Reproduce every record exactly as it appears, but not the pictures.

(Stored data)
────────────────────────────────────────

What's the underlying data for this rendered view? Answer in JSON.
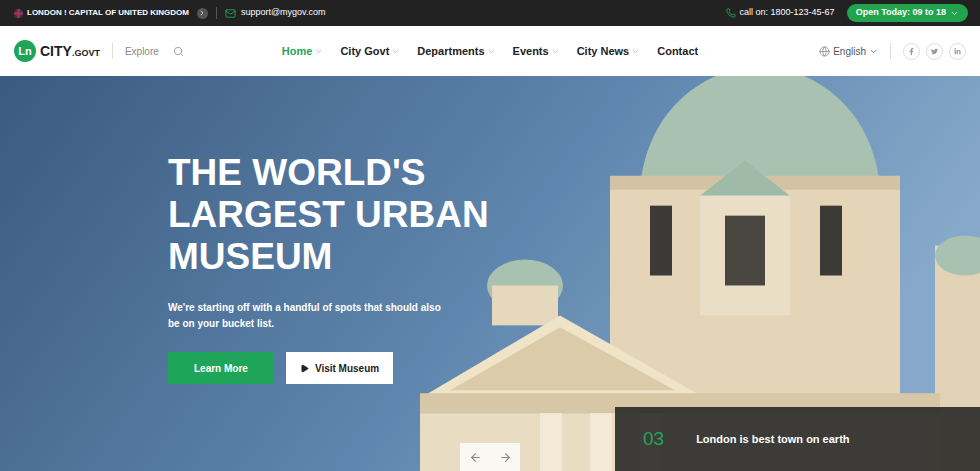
{
  "top_bar": {
    "location": "LONDON ! CAPITAL OF UNITED KINGDOM",
    "email": "support@mygov.com",
    "phone": "call on: 1800-123-45-67",
    "hours": "Open Today: 09 to 18"
  },
  "logo": {
    "mark": "Ln",
    "name": "CITY",
    "suffix": ".GOVT"
  },
  "search": {
    "label": "Explore"
  },
  "menu": [
    {
      "label": "Home",
      "selected": true,
      "dropdown": true
    },
    {
      "label": "City Govt",
      "selected": false,
      "dropdown": true
    },
    {
      "label": "Departments",
      "selected": false,
      "dropdown": true
    },
    {
      "label": "Events",
      "selected": false,
      "dropdown": true
    },
    {
      "label": "City News",
      "selected": false,
      "dropdown": true
    },
    {
      "label": "Contact",
      "selected": false,
      "dropdown": false
    }
  ],
  "language": "English",
  "hero": {
    "title_lines": [
      "THE WORLD'S",
      "LARGEST URBAN",
      "MUSEUM"
    ],
    "subtitle": "We're starting off with a handful of spots that should also be on your bucket list.",
    "buttons": [
      {
        "label": "Learn More",
        "kind": "primary"
      },
      {
        "label": "Visit Museum",
        "kind": "secondary"
      }
    ]
  },
  "slide": {
    "number": "03",
    "caption": "London is best town on earth"
  }
}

────────────────────────────────────────

**TASK RESPONSE:**
What's the underlying data for this rendered view? Answer in JSON.
{
  "top_bar": {
    "location": "LONDON ! CAPITAL OF UNITED KINGDOM",
    "email": "support@mygov.com",
    "phone": "call on: 1800-123-45-67",
    "hours": "Open Today: 09 to 18"
  },
  "logo": {
    "mark": "Ln",
    "name": "CITY",
    "suffix": ".GOVT"
  },
  "search": {
    "label": "Explore"
  },
  "menu": [
    {
      "label": "Home",
      "selected": true,
      "dropdown": true
    },
    {
      "label": "City Govt",
      "selected": false,
      "dropdown": true
    },
    {
      "label": "Departments",
      "selected": false,
      "dropdown": true
    },
    {
      "label": "Events",
      "selected": false,
      "dropdown": true
    },
    {
      "label": "City News",
      "selected": false,
      "dropdown": true
    },
    {
      "label": "Contact",
      "selected": false,
      "dropdown": false
    }
  ],
  "language": "English",
  "hero": {
    "title_lines": [
      "THE WORLD'S",
      "LARGEST URBAN",
      "MUSEUM"
    ],
    "subtitle": "We're starting off with a handful of spots that should also be on your bucket list.",
    "buttons": [
      {
        "label": "Learn More",
        "kind": "primary"
      },
      {
        "label": "Visit Museum",
        "kind": "secondary"
      }
    ]
  },
  "slide": {
    "number": "03",
    "caption": "London is best town on earth"
  }
}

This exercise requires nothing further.